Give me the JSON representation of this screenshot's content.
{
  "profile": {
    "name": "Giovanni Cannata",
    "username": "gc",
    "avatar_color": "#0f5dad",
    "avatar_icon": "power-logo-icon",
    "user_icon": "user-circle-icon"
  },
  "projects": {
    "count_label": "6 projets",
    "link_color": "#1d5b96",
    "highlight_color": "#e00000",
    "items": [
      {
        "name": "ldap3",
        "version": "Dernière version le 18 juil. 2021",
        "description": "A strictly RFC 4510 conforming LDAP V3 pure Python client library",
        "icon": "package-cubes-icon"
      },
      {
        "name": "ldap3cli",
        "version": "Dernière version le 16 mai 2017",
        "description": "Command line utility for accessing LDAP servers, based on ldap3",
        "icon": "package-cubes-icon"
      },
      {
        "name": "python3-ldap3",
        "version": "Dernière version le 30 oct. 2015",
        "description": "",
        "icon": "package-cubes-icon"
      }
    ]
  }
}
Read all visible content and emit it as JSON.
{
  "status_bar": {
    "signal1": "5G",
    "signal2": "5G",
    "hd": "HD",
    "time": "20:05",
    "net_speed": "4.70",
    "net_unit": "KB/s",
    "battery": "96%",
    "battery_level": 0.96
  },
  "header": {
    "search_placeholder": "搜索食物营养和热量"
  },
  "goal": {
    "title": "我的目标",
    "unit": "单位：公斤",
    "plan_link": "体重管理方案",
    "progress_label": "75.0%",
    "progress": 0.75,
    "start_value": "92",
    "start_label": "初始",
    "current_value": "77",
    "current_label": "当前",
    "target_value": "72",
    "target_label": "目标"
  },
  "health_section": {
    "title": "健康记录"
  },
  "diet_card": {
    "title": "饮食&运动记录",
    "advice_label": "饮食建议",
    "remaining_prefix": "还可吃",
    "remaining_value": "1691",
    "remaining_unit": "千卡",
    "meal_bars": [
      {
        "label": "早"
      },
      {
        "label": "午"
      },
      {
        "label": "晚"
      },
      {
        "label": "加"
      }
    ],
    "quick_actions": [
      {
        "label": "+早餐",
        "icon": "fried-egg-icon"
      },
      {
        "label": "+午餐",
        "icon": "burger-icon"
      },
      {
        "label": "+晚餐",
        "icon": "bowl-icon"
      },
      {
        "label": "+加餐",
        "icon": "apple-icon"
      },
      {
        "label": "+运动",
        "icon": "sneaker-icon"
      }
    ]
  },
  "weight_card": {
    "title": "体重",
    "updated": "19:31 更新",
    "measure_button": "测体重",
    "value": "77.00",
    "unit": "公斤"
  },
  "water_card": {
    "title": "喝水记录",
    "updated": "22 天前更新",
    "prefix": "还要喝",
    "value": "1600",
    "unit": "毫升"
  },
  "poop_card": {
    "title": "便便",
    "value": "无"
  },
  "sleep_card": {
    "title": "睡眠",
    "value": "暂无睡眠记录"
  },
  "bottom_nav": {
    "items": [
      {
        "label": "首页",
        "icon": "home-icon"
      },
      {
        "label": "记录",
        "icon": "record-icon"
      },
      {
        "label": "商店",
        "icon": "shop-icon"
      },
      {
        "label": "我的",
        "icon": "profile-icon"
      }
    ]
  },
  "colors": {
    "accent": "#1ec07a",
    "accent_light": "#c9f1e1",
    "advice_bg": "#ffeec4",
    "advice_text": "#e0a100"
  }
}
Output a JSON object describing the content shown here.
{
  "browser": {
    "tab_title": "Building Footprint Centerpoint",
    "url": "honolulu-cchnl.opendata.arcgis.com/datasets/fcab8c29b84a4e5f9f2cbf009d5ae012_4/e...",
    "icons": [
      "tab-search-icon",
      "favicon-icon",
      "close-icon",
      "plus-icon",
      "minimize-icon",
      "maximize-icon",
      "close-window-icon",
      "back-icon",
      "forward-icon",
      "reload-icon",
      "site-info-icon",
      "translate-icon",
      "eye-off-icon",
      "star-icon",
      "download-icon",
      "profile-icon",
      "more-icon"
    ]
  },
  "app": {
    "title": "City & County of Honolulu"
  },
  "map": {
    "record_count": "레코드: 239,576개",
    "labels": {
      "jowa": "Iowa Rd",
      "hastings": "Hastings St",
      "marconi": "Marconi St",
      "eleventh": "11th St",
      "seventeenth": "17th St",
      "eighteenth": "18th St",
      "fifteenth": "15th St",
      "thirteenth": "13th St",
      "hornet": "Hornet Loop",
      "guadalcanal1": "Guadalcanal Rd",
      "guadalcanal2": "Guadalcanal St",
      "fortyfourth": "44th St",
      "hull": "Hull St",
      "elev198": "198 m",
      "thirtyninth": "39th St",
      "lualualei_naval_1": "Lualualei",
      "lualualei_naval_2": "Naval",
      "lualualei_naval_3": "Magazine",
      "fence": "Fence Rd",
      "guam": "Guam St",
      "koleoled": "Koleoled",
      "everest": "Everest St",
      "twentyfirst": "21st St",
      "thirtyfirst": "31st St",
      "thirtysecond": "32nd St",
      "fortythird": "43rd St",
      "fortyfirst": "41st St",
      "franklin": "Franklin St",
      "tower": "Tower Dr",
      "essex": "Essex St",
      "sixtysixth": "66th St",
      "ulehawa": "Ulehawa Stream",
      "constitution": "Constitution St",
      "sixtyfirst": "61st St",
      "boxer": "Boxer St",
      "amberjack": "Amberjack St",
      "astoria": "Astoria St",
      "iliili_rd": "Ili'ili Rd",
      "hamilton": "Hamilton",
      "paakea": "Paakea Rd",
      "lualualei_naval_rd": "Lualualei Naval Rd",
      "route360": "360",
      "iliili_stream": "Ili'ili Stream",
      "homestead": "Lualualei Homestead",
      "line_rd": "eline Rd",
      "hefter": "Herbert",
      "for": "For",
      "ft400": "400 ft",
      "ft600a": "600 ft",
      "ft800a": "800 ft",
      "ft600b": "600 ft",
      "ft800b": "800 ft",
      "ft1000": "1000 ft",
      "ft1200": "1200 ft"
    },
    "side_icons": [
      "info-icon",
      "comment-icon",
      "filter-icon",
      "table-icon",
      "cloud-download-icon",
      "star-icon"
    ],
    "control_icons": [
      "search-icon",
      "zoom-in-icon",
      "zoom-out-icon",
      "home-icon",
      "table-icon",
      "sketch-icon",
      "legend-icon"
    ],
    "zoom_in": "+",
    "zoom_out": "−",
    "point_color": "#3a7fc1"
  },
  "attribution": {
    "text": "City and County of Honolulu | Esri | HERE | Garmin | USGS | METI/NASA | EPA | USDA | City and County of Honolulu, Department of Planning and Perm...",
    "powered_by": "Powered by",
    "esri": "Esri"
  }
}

* **STATED GOAL**
Make an exact copy of the material above.

* **SOLUTION FOR THIS EXERCISE**
Give me the JSON representation of this screenshot's content.
{
  "profile": {
    "name": "Giovanni Cannata",
    "username": "gc",
    "avatar_color": "#0f5dad",
    "avatar_icon": "power-logo-icon",
    "user_icon": "user-circle-icon"
  },
  "projects": {
    "count_label": "6 projets",
    "link_color": "#1d5b96",
    "highlight_color": "#e00000",
    "items": [
      {
        "name": "ldap3",
        "version": "Dernière version le 18 juil. 2021",
        "description": "A strictly RFC 4510 conforming LDAP V3 pure Python client library",
        "icon": "package-cubes-icon"
      },
      {
        "name": "ldap3cli",
        "version": "Dernière version le 16 mai 2017",
        "description": "Command line utility for accessing LDAP servers, based on ldap3",
        "icon": "package-cubes-icon"
      },
      {
        "name": "python3-ldap3",
        "version": "Dernière version le 30 oct. 2015",
        "description": "",
        "icon": "package-cubes-icon"
      }
    ]
  }
}
Read all visible content and emit it as JSON.
{
  "status_bar": {
    "signal1": "5G",
    "signal2": "5G",
    "hd": "HD",
    "time": "20:05",
    "net_speed": "4.70",
    "net_unit": "KB/s",
    "battery": "96%",
    "battery_level": 0.96
  },
  "header": {
    "search_placeholder": "搜索食物营养和热量"
  },
  "goal": {
    "title": "我的目标",
    "unit": "单位：公斤",
    "plan_link": "体重管理方案",
    "progress_label": "75.0%",
    "progress": 0.75,
    "start_value": "92",
    "start_label": "初始",
    "current_value": "77",
    "current_label": "当前",
    "target_value": "72",
    "target_label": "目标"
  },
  "health_section": {
    "title": "健康记录"
  },
  "diet_card": {
    "title": "饮食&运动记录",
    "advice_label": "饮食建议",
    "remaining_prefix": "还可吃",
    "remaining_value": "1691",
    "remaining_unit": "千卡",
    "meal_bars": [
      {
        "label": "早"
      },
      {
        "label": "午"
      },
      {
        "label": "晚"
      },
      {
        "label": "加"
      }
    ],
    "quick_actions": [
      {
        "label": "+早餐",
        "icon": "fried-egg-icon"
      },
      {
        "label": "+午餐",
        "icon": "burger-icon"
      },
      {
        "label": "+晚餐",
        "icon": "bowl-icon"
      },
      {
        "label": "+加餐",
        "icon": "apple-icon"
      },
      {
        "label": "+运动",
        "icon": "sneaker-icon"
      }
    ]
  },
  "weight_card": {
    "title": "体重",
    "updated": "19:31 更新",
    "measure_button": "测体重",
    "value": "77.00",
    "unit": "公斤"
  },
  "water_card": {
    "title": "喝水记录",
    "updated": "22 天前更新",
    "prefix": "还要喝",
    "value": "1600",
    "unit": "毫升"
  },
  "poop_card": {
    "title": "便便",
    "value": "无"
  },
  "sleep_card": {
    "title": "睡眠",
    "value": "暂无睡眠记录"
  },
  "bottom_nav": {
    "items": [
      {
        "label": "首页",
        "icon": "home-icon"
      },
      {
        "label": "记录",
        "icon": "record-icon"
      },
      {
        "label": "商店",
        "icon": "shop-icon"
      },
      {
        "label": "我的",
        "icon": "profile-icon"
      }
    ]
  },
  "colors": {
    "accent": "#1ec07a",
    "accent_light": "#c9f1e1",
    "advice_bg": "#ffeec4",
    "advice_text": "#e0a100"
  }
}
Output a JSON object describing the content shown here.
{
  "browser": {
    "tab_title": "Building Footprint Centerpoint",
    "url": "honolulu-cchnl.opendata.arcgis.com/datasets/fcab8c29b84a4e5f9f2cbf009d5ae012_4/e...",
    "icons": [
      "tab-search-icon",
      "favicon-icon",
      "close-icon",
      "plus-icon",
      "minimize-icon",
      "maximize-icon",
      "close-window-icon",
      "back-icon",
      "forward-icon",
      "reload-icon",
      "site-info-icon",
      "translate-icon",
      "eye-off-icon",
      "star-icon",
      "download-icon",
      "profile-icon",
      "more-icon"
    ]
  },
  "app": {
    "title": "City & County of Honolulu"
  },
  "map": {
    "record_count": "레코드: 239,576개",
    "labels": {
      "jowa": "Iowa Rd",
      "hastings": "Hastings St",
      "marconi": "Marconi St",
      "eleventh": "11th St",
      "seventeenth": "17th St",
      "eighteenth": "18th St",
      "fifteenth": "15th St",
      "thirteenth": "13th St",
      "hornet": "Hornet Loop",
      "guadalcanal1": "Guadalcanal Rd",
      "guadalcanal2": "Guadalcanal St",
      "fortyfourth": "44th St",
      "hull": "Hull St",
      "elev198": "198 m",
      "thirtyninth": "39th St",
      "lualualei_naval_1": "Lualualei",
      "lualualei_naval_2": "Naval",
      "lualualei_naval_3": "Magazine",
      "fence": "Fence Rd",
      "guam": "Guam St",
      "koleoled": "Koleoled",
      "everest": "Everest St",
      "twentyfirst": "21st St",
      "thirtyfirst": "31st St",
      "thirtysecond": "32nd St",
      "fortythird": "43rd St",
      "fortyfirst": "41st St",
      "franklin": "Franklin St",
      "tower": "Tower Dr",
      "essex": "Essex St",
      "sixtysixth": "66th St",
      "ulehawa": "Ulehawa Stream",
      "constitution": "Constitution St",
      "sixtyfirst": "61st St",
      "boxer": "Boxer St",
      "amberjack": "Amberjack St",
      "astoria": "Astoria St",
      "iliili_rd": "Ili'ili Rd",
      "hamilton": "Hamilton",
      "paakea": "Paakea Rd",
      "lualualei_naval_rd": "Lualualei Naval Rd",
      "route360": "360",
      "iliili_stream": "Ili'ili Stream",
      "homestead": "Lualualei Homestead",
      "line_rd": "eline Rd",
      "hefter": "Herbert",
      "for": "For",
      "ft400": "400 ft",
      "ft600a": "600 ft",
      "ft800a": "800 ft",
      "ft600b": "600 ft",
      "ft800b": "800 ft",
      "ft1000": "1000 ft",
      "ft1200": "1200 ft"
    },
    "side_icons": [
      "info-icon",
      "comment-icon",
      "filter-icon",
      "table-icon",
      "cloud-download-icon",
      "star-icon"
    ],
    "control_icons": [
      "search-icon",
      "zoom-in-icon",
      "zoom-out-icon",
      "home-icon",
      "table-icon",
      "sketch-icon",
      "legend-icon"
    ],
    "zoom_in": "+",
    "zoom_out": "−",
    "point_color": "#3a7fc1"
  },
  "attribution": {
    "text": "City and County of Honolulu | Esri | HERE | Garmin | USGS | METI/NASA | EPA | USDA | City and County of Honolulu, Department of Planning and Perm...",
    "powered_by": "Powered by",
    "esri": "Esri"
  }
}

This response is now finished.